Brief:
Give an exact copy of every line, leaving images out.

Extracted records
>>

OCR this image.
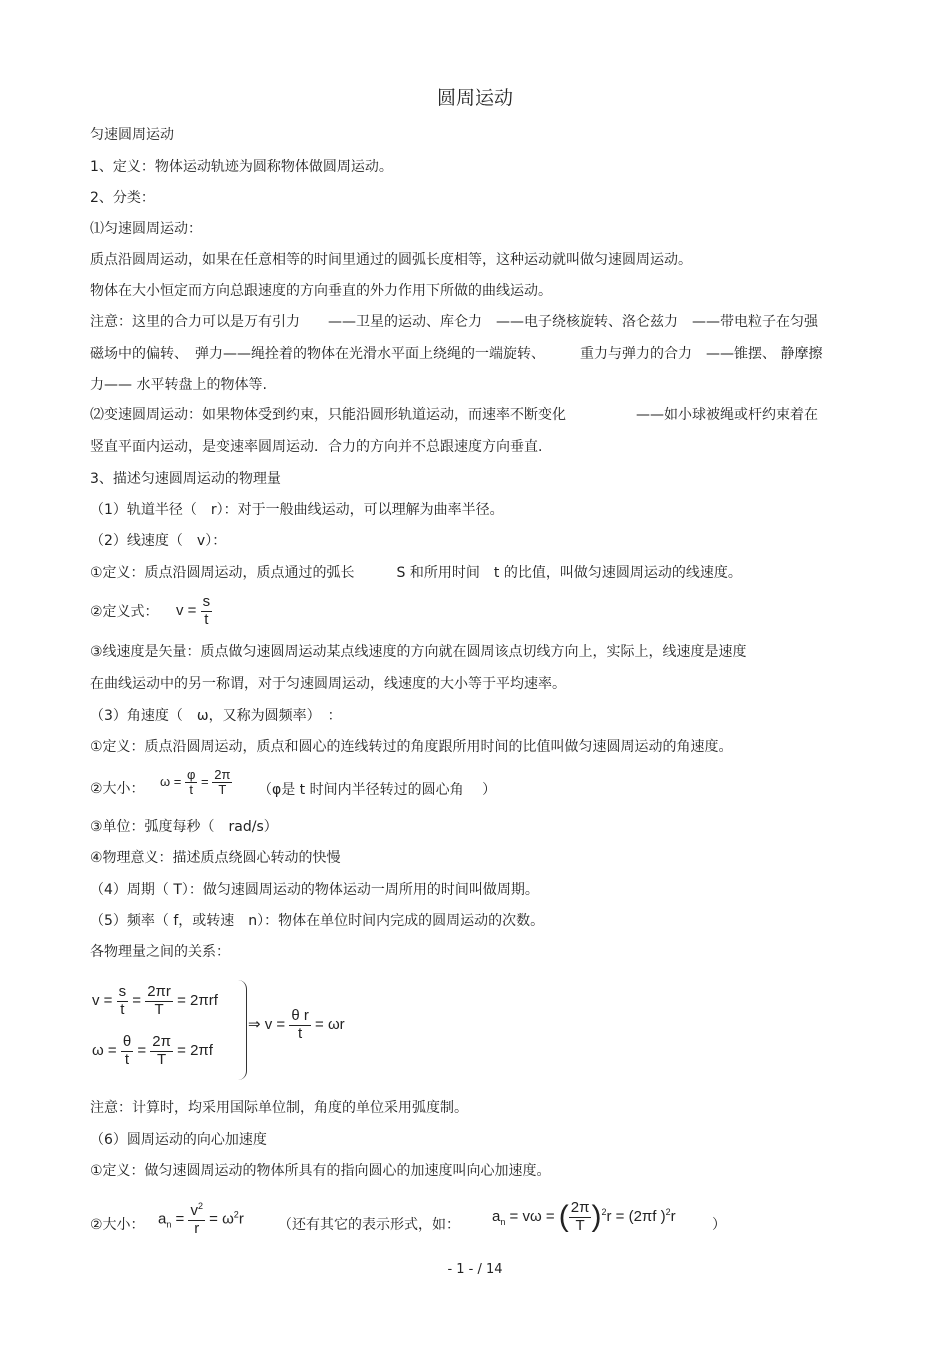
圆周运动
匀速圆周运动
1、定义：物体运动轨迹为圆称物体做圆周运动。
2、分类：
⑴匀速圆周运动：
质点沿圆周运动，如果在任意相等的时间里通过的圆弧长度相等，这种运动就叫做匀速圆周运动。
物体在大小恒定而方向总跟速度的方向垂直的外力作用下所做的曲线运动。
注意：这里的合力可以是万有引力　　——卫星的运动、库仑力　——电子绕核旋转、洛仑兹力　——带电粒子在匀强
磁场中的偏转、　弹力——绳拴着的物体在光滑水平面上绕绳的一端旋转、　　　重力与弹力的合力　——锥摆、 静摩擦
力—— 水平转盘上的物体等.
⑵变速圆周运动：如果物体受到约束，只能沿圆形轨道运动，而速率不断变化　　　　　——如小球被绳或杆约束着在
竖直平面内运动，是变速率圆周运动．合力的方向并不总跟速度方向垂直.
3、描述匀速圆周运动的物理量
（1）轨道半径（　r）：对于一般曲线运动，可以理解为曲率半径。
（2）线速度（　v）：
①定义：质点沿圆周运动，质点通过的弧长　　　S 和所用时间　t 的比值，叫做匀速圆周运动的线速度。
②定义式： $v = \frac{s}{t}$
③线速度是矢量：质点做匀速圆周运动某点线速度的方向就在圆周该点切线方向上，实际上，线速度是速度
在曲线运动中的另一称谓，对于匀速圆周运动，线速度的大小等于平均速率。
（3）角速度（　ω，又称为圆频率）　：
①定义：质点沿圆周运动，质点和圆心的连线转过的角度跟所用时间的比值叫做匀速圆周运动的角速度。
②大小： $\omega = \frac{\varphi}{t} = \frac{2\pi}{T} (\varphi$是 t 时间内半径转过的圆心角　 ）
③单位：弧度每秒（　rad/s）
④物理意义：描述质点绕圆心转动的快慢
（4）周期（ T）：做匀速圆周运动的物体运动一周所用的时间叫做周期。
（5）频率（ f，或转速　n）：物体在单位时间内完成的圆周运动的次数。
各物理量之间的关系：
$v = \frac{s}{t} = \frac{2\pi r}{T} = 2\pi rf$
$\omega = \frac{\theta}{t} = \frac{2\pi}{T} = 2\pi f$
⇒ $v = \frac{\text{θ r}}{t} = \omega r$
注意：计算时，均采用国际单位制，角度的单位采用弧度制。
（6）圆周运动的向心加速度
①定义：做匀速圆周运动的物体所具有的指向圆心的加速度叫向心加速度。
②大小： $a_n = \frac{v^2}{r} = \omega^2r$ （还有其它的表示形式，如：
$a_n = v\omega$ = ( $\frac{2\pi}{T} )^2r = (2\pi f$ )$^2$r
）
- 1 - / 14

<<

Correct response:
OCR this image.
圆周运动
匀速圆周运动
1、定义：物体运动轨迹为圆称物体做圆周运动。
2、分类：
⑴匀速圆周运动：
质点沿圆周运动，如果在任意相等的时间里通过的圆弧长度相等，这种运动就叫做匀速圆周运动。
物体在大小恒定而方向总跟速度的方向垂直的外力作用下所做的曲线运动。
注意：这里的合力可以是万有引力　　——卫星的运动、库仑力　——电子绕核旋转、洛仑兹力　——带电粒子在匀强
磁场中的偏转、　弹力——绳拴着的物体在光滑水平面上绕绳的一端旋转、　　　重力与弹力的合力　——锥摆、 静摩擦
力—— 水平转盘上的物体等.
⑵变速圆周运动：如果物体受到约束，只能沿圆形轨道运动，而速率不断变化　　　　　——如小球被绳或杆约束着在
竖直平面内运动，是变速率圆周运动．合力的方向并不总跟速度方向垂直.
3、描述匀速圆周运动的物理量
（1）轨道半径（　r）：对于一般曲线运动，可以理解为曲率半径。
（2）线速度（　v）：
①定义：质点沿圆周运动，质点通过的弧长　　　S 和所用时间　t 的比值，叫做匀速圆周运动的线速度。
②定义式： $v = \frac{s}{t}$
③线速度是矢量：质点做匀速圆周运动某点线速度的方向就在圆周该点切线方向上，实际上，线速度是速度
在曲线运动中的另一称谓，对于匀速圆周运动，线速度的大小等于平均速率。
（3）角速度（　ω，又称为圆频率）　：
①定义：质点沿圆周运动，质点和圆心的连线转过的角度跟所用时间的比值叫做匀速圆周运动的角速度。
②大小： $\omega = \frac{\varphi}{t} = \frac{2\pi}{T} (\varphi$是 t 时间内半径转过的圆心角　 ）
③单位：弧度每秒（　rad/s）
④物理意义：描述质点绕圆心转动的快慢
（4）周期（ T）：做匀速圆周运动的物体运动一周所用的时间叫做周期。
（5）频率（ f，或转速　n）：物体在单位时间内完成的圆周运动的次数。
各物理量之间的关系：
$v = \frac{s}{t} = \frac{2\pi r}{T} = 2\pi rf$
$\omega = \frac{\theta}{t} = \frac{2\pi}{T} = 2\pi f$
⇒ $v = \frac{\text{θ r}}{t} = \omega r$
注意：计算时，均采用国际单位制，角度的单位采用弧度制。
（6）圆周运动的向心加速度
①定义：做匀速圆周运动的物体所具有的指向圆心的加速度叫向心加速度。
②大小： $a_n = \frac{v^2}{r} = \omega^2r$ （还有其它的表示形式，如：
$a_n = v\omega$ = ( $\frac{2\pi}{T} )^2r = (2\pi f$ )$^2$r
）
- 1 - / 14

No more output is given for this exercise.